Dataset rows:
━━━

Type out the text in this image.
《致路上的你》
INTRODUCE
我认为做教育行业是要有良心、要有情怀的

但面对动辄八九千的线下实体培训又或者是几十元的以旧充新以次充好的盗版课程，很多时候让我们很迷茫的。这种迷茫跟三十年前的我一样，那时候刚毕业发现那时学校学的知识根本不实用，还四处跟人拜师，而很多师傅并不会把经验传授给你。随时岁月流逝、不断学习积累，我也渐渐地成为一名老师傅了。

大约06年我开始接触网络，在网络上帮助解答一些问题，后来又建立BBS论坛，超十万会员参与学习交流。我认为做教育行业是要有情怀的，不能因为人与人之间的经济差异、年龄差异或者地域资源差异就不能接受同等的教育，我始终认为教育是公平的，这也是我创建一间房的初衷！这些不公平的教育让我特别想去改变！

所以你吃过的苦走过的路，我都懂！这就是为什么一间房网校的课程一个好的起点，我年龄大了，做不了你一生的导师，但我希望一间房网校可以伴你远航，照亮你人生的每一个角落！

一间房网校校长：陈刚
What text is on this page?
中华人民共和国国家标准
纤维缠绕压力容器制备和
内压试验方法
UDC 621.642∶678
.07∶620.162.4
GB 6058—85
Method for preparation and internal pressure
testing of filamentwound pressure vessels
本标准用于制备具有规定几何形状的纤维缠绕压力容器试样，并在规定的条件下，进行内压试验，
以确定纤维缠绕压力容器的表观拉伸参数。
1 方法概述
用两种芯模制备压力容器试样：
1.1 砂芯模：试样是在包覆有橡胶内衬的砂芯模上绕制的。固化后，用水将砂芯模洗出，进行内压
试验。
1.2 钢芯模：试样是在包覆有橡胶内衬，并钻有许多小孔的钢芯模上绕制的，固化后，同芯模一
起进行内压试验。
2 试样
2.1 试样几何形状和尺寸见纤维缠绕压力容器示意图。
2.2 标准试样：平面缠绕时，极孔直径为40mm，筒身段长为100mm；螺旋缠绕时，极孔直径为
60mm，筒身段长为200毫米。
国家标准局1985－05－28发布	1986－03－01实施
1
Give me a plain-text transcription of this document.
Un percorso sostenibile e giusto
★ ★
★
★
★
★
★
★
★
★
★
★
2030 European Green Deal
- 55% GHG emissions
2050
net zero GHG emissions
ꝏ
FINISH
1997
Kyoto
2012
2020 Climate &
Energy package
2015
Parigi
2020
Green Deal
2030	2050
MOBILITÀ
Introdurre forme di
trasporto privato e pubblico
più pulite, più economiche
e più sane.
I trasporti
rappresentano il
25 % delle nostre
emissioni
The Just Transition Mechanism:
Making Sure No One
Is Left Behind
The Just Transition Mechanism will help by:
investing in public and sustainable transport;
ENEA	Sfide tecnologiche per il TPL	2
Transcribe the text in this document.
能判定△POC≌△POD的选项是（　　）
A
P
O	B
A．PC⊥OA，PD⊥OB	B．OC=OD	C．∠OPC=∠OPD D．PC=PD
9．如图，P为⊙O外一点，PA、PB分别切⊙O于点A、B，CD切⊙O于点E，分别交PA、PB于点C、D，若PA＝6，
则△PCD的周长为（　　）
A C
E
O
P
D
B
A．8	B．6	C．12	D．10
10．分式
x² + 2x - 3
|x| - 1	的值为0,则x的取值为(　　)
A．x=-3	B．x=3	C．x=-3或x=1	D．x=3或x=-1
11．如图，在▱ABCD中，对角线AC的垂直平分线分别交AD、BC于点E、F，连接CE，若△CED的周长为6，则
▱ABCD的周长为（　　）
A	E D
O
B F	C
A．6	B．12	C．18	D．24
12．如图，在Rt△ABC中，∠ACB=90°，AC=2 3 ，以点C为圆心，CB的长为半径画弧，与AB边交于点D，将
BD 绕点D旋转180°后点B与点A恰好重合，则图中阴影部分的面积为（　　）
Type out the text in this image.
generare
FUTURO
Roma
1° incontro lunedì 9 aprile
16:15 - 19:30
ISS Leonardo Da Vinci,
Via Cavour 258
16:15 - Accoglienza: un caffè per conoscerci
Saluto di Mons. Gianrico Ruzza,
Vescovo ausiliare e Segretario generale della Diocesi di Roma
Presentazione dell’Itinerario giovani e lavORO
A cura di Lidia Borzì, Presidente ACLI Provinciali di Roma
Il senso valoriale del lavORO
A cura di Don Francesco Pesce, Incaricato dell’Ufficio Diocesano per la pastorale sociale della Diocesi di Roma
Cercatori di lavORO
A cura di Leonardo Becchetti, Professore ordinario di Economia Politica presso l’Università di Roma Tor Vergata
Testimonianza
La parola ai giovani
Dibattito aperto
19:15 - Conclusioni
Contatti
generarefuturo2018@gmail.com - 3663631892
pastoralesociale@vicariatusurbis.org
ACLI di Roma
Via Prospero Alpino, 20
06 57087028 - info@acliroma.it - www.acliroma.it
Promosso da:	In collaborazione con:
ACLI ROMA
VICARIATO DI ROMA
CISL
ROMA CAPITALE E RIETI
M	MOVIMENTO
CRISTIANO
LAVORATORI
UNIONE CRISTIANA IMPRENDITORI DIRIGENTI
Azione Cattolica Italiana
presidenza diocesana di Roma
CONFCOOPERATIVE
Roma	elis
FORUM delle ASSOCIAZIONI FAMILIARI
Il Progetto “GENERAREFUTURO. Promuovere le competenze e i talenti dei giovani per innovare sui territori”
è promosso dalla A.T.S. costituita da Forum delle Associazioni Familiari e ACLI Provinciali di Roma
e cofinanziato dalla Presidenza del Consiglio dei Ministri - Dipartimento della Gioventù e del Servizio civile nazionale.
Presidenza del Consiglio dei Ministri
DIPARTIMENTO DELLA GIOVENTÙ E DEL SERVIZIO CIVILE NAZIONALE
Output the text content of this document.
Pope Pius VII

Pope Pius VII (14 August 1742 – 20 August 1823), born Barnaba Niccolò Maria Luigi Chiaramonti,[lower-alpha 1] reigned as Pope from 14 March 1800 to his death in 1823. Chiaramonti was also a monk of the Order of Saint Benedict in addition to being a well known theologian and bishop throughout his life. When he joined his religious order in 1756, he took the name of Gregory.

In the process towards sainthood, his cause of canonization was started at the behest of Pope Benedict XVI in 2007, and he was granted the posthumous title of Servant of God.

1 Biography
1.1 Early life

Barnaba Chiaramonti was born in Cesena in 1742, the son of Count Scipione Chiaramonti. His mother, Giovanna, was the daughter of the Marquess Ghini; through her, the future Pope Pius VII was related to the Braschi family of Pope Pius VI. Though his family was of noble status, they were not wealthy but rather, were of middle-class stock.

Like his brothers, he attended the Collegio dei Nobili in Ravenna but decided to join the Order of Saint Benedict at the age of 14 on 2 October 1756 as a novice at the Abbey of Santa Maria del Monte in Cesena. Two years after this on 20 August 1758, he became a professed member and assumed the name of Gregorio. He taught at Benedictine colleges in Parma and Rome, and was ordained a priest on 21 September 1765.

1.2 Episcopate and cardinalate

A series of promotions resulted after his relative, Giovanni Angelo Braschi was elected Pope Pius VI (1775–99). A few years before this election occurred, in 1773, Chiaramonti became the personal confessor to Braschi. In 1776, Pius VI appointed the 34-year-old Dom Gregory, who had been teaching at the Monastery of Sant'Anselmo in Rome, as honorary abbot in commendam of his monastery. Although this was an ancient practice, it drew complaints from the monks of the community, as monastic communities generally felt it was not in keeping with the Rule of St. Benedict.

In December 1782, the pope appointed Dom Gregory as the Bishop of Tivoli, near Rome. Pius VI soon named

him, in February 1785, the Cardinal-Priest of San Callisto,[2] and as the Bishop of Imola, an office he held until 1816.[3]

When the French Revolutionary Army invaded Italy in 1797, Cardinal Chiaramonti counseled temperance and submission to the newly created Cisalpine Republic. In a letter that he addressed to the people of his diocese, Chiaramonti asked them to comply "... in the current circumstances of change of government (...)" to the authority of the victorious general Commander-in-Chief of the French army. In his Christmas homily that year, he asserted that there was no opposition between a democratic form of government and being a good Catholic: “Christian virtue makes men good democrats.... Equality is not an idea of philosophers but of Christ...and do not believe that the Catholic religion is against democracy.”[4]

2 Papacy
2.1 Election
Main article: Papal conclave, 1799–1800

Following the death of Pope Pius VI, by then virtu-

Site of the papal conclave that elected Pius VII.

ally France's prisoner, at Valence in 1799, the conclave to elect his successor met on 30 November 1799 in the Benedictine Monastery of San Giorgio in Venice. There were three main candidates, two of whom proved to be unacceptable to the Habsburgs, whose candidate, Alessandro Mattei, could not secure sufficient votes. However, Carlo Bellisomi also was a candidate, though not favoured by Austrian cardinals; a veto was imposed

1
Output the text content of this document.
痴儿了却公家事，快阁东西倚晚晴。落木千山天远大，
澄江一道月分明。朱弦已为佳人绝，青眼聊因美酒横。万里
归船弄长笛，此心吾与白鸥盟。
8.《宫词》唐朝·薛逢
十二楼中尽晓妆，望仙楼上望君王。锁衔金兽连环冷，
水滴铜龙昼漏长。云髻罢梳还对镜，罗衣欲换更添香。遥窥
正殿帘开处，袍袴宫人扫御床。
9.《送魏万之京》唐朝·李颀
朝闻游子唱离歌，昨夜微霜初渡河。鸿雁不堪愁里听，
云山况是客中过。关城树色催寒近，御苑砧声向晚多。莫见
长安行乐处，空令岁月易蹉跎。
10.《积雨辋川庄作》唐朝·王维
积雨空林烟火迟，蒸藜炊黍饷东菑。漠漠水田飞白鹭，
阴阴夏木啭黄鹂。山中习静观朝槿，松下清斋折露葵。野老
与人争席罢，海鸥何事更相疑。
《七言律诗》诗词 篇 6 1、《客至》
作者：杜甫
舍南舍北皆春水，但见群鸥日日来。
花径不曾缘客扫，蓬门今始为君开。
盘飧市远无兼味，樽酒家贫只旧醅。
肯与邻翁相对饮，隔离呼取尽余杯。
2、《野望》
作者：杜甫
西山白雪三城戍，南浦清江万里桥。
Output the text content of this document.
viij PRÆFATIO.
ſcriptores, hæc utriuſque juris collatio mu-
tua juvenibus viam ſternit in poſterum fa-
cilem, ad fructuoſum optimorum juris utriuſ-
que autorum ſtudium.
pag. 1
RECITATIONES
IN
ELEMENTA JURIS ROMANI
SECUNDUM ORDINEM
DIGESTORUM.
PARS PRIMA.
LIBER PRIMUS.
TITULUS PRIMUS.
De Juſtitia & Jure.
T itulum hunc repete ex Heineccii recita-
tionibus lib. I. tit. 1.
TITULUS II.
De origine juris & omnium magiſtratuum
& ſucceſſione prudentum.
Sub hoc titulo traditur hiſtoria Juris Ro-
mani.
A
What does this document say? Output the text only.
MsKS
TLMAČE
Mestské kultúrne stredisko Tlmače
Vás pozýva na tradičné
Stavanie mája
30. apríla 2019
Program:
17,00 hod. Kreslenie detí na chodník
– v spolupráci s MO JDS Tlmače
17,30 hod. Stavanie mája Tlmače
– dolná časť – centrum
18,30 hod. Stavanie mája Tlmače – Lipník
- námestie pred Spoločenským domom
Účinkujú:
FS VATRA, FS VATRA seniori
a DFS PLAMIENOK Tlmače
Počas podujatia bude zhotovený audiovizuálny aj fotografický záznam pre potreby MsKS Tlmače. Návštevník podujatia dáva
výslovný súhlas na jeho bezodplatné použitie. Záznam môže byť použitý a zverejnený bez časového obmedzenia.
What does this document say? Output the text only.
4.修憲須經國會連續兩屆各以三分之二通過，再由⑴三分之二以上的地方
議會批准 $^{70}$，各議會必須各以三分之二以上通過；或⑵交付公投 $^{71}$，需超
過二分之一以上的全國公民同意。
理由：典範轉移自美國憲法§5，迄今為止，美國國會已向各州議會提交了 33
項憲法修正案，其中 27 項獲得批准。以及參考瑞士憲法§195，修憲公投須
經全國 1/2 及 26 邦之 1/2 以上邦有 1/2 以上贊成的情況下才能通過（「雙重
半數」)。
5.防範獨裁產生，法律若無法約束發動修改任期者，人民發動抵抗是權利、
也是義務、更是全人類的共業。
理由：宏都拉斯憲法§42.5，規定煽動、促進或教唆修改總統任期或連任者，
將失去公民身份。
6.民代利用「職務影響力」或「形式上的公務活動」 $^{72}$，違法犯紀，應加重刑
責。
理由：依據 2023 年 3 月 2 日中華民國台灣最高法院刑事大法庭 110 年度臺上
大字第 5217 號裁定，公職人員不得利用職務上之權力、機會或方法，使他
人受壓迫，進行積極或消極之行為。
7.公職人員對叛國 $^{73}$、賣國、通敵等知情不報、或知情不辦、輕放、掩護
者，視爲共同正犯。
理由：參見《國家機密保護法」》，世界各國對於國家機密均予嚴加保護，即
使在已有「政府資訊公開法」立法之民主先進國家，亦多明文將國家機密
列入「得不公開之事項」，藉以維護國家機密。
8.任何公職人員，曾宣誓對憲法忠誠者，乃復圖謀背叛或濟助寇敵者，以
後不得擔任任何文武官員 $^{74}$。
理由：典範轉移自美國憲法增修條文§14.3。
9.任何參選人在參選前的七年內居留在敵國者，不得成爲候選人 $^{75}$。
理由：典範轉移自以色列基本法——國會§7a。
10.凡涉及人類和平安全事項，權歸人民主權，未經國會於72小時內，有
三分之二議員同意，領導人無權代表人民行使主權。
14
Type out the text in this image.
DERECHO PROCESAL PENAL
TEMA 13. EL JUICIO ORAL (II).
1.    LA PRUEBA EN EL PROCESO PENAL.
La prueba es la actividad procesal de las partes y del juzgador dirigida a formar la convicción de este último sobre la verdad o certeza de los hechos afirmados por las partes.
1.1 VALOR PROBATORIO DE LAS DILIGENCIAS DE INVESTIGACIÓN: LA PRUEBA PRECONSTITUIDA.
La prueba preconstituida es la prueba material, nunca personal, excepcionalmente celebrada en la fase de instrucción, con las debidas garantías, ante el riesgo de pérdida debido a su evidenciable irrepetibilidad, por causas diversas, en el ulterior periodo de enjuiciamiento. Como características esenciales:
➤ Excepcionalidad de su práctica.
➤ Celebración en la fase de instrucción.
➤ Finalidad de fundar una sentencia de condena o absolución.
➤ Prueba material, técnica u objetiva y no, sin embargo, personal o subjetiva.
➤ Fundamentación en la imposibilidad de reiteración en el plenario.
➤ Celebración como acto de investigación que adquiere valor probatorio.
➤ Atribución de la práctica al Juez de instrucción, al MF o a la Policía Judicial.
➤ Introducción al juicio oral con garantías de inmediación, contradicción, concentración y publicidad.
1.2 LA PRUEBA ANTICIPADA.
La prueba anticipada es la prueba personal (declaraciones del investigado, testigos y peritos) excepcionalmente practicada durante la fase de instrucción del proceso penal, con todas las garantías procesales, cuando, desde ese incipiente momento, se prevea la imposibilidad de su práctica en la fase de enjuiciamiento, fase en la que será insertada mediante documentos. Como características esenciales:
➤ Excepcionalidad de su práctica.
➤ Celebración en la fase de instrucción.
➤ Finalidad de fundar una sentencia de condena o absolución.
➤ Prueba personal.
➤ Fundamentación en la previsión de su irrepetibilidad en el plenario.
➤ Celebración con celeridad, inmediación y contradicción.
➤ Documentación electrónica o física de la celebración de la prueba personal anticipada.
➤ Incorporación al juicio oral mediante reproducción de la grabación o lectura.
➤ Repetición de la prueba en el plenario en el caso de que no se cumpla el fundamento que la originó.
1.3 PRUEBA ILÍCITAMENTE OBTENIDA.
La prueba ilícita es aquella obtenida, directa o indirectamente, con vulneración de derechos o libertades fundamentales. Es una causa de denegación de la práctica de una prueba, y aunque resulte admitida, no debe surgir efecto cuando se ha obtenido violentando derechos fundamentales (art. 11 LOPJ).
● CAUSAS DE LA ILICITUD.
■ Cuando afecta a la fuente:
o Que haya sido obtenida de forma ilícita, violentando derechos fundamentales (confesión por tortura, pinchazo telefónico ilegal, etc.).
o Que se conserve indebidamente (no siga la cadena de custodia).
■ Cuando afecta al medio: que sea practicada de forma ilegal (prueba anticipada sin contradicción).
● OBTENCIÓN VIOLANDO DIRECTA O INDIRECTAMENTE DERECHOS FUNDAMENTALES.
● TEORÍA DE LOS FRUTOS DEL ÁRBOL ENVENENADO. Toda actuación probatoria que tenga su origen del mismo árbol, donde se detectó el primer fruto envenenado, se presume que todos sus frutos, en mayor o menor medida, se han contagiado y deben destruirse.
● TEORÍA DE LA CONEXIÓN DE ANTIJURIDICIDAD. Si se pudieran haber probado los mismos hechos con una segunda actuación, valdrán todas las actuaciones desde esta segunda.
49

━━━

Problem to solve:
Your task is to gather all lines from the entries above that hold the word "giovani".

Solution for this task:
Presentazione dell’Itinerario giovani e lavORO
La parola ai giovani
Il Progetto “GENERAREFUTURO. Promuovere le competenze e i talenti dei giovani per innovare sui territori”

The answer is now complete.